### What is being asked
Retype each line exactly. Skip images.

Data entries:

* Begin *

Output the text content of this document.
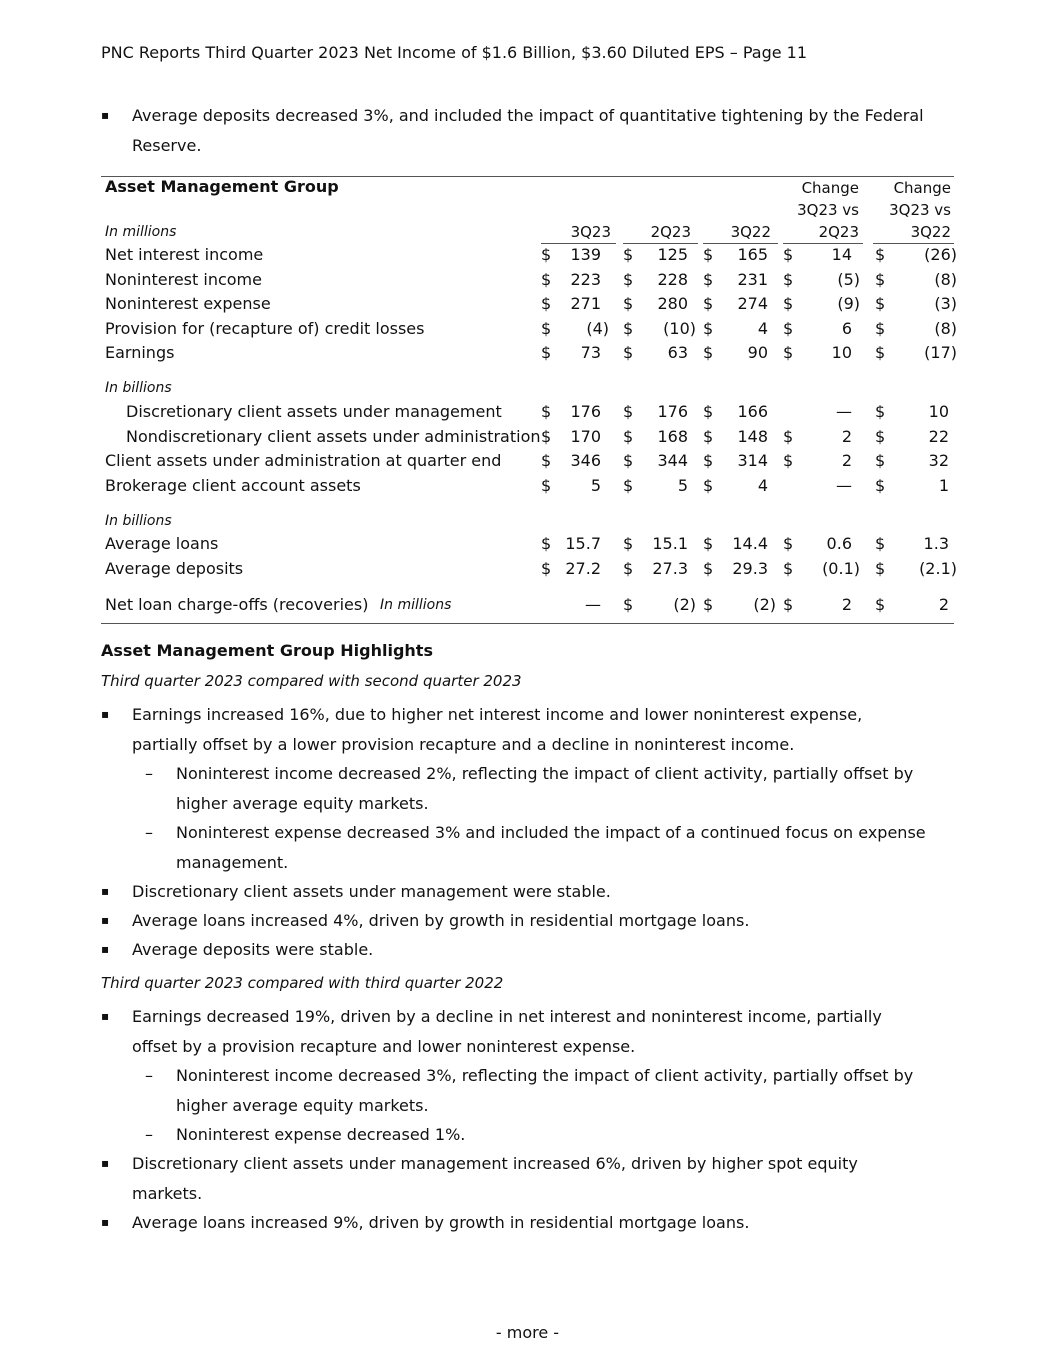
PNC Reports Third Quarter 2023 Net Income of $1.6 Billion, $3.60 Diluted EPS – Page 11
▪ Average deposits decreased 3%, and included the impact of quantitative tightening by the Federal
Reserve.
Asset Management Group	Change
3Q23 vs
2Q23
Change
3Q23 vs
3Q22
In millions	3Q23	2Q23	3Q22
Net interest income	$ 139 $ 125 $ 165 $ 14 $ (26)
Noninterest income	$ 223 $ 228 $ 231 $	(5) $	(8)
Noninterest expense	$ 271 $ 280 $ 274 $	(9) $	(3)
Provision for (recapture of) credit losses	$ (4) $ (10) $	4 $	6 $	(8)
Earnings	$ 73 $ 63 $ 90 $ 10 $ (17)
In billions
Discretionary client assets under management $ 176 $ 176 $ 166	— $	10
Nondiscretionary client assets under administration $ 170 $ 168 $ 148 $	2 $	22
Client assets under administration at quarter end $ 346 $ 344 $ 314 $	2 $	32
Brokerage client account assets	$ 5 $	5 $	4	— $	1
In billions
Average loans	$ 15.7 $ 15.1 $ 14.4 $ 0.6 $ 1.3
Average deposits	$ 27.2 $ 27.3 $ 29.3 $ (0.1) $ (2.1)
Net loan charge-offs (recoveries) In millions	— $	(2) $	(2) $	2 $	2
Asset Management Group Highlights
Third quarter 2023 compared with second quarter 2023
▪ Earnings increased 16%, due to higher net interest income and lower noninterest expense,
partially offset by a lower provision recapture and a decline in noninterest income.
– Noninterest income decreased 2%, reflecting the impact of client activity, partially offset by
higher average equity markets.
– Noninterest expense decreased 3% and included the impact of a continued focus on expense
management.
▪ Discretionary client assets under management were stable.
▪ Average loans increased 4%, driven by growth in residential mortgage loans.
▪ Average deposits were stable.
Third quarter 2023 compared with third quarter 2022
▪ Earnings decreased 19%, driven by a decline in net interest and noninterest income, partially
offset by a provision recapture and lower noninterest expense.
– Noninterest income decreased 3%, reflecting the impact of client activity, partially offset by
higher average equity markets.
– Noninterest expense decreased 1%.
▪ Discretionary client assets under management increased 6%, driven by higher spot equity
markets.
▪ Average loans increased 9%, driven by growth in residential mortgage loans.
- more -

* End *

### Output of the task
Output the text content of this document.
PNC Reports Third Quarter 2023 Net Income of $1.6 Billion, $3.60 Diluted EPS – Page 11
▪ Average deposits decreased 3%, and included the impact of quantitative tightening by the Federal
Reserve.
Asset Management Group	Change
3Q23 vs
2Q23
Change
3Q23 vs
3Q22
In millions	3Q23	2Q23	3Q22
Net interest income	$ 139 $ 125 $ 165 $ 14 $ (26)
Noninterest income	$ 223 $ 228 $ 231 $	(5) $	(8)
Noninterest expense	$ 271 $ 280 $ 274 $	(9) $	(3)
Provision for (recapture of) credit losses	$ (4) $ (10) $	4 $	6 $	(8)
Earnings	$ 73 $ 63 $ 90 $ 10 $ (17)
In billions
Discretionary client assets under management $ 176 $ 176 $ 166	— $	10
Nondiscretionary client assets under administration $ 170 $ 168 $ 148 $	2 $	22
Client assets under administration at quarter end $ 346 $ 344 $ 314 $	2 $	32
Brokerage client account assets	$ 5 $	5 $	4	— $	1
In billions
Average loans	$ 15.7 $ 15.1 $ 14.4 $ 0.6 $ 1.3
Average deposits	$ 27.2 $ 27.3 $ 29.3 $ (0.1) $ (2.1)
Net loan charge-offs (recoveries) In millions	— $	(2) $	(2) $	2 $	2
Asset Management Group Highlights
Third quarter 2023 compared with second quarter 2023
▪ Earnings increased 16%, due to higher net interest income and lower noninterest expense,
partially offset by a lower provision recapture and a decline in noninterest income.
– Noninterest income decreased 2%, reflecting the impact of client activity, partially offset by
higher average equity markets.
– Noninterest expense decreased 3% and included the impact of a continued focus on expense
management.
▪ Discretionary client assets under management were stable.
▪ Average loans increased 4%, driven by growth in residential mortgage loans.
▪ Average deposits were stable.
Third quarter 2023 compared with third quarter 2022
▪ Earnings decreased 19%, driven by a decline in net interest and noninterest income, partially
offset by a provision recapture and lower noninterest expense.
– Noninterest income decreased 3%, reflecting the impact of client activity, partially offset by
higher average equity markets.
– Noninterest expense decreased 1%.
▪ Discretionary client assets under management increased 6%, driven by higher spot equity
markets.
▪ Average loans increased 9%, driven by growth in residential mortgage loans.
- more -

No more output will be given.